EXERCISE PROMPT:
Set down the full listing exactly as given. Any pictures are to be left out.

DATA SHOWN:
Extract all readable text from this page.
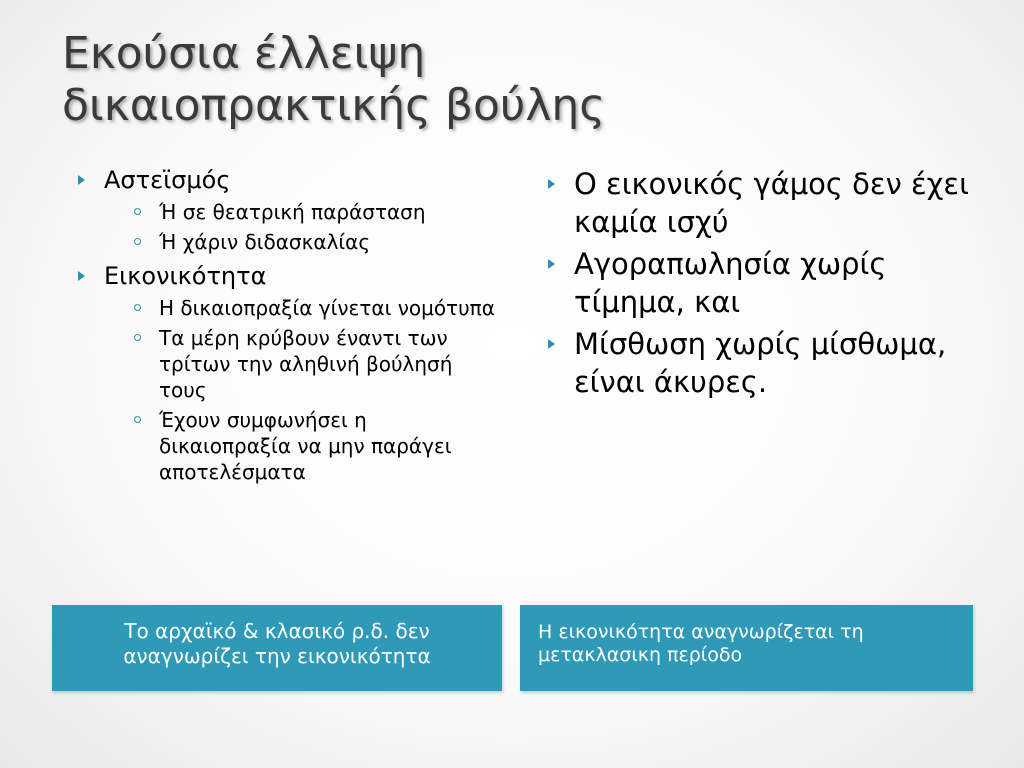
Εκούσια έλλειψη
δικαιοπρακτικής βούλης
Αστεϊσμός
Ή σε θεατρική παράσταση
Ή χάριν διδασκαλίας
Εικονικότητα
Η δικαιοπραξία γίνεται νομότυπα
Τα μέρη κρύβουν έναντι των τρίτων την αληθινή βούλησή τους
Έχουν συμφωνήσει η δικαιοπραξία να μην παράγει αποτελέσματα
Ο εικονικός γάμος δεν έχει καμία ισχύ
Αγοραπωλησία χωρίς τίμημα, και
Μίσθωση χωρίς μίσθωμα, είναι άκυρες.
Το αρχαϊκό & κλασικό ρ.δ. δεν αναγνωρίζει την εικονικότητα
Η εικονικότητα αναγνωρίζεται τη μετακλασικη περίοδο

FINISHED TASK:
Extract all readable text from this page.
Εκούσια έλλειψη
δικαιοπρακτικής βούλης
Αστεϊσμός
Ή σε θεατρική παράσταση
Ή χάριν διδασκαλίας
Εικονικότητα
Η δικαιοπραξία γίνεται νομότυπα
Τα μέρη κρύβουν έναντι των τρίτων την αληθινή βούλησή τους
Έχουν συμφωνήσει η δικαιοπραξία να μην παράγει αποτελέσματα
Ο εικονικός γάμος δεν έχει καμία ισχύ
Αγοραπωλησία χωρίς τίμημα, και
Μίσθωση χωρίς μίσθωμα, είναι άκυρες.
Το αρχαϊκό & κλασικό ρ.δ. δεν αναγνωρίζει την εικονικότητα
Η εικονικότητα αναγνωρίζεται τη μετακλασικη περίοδο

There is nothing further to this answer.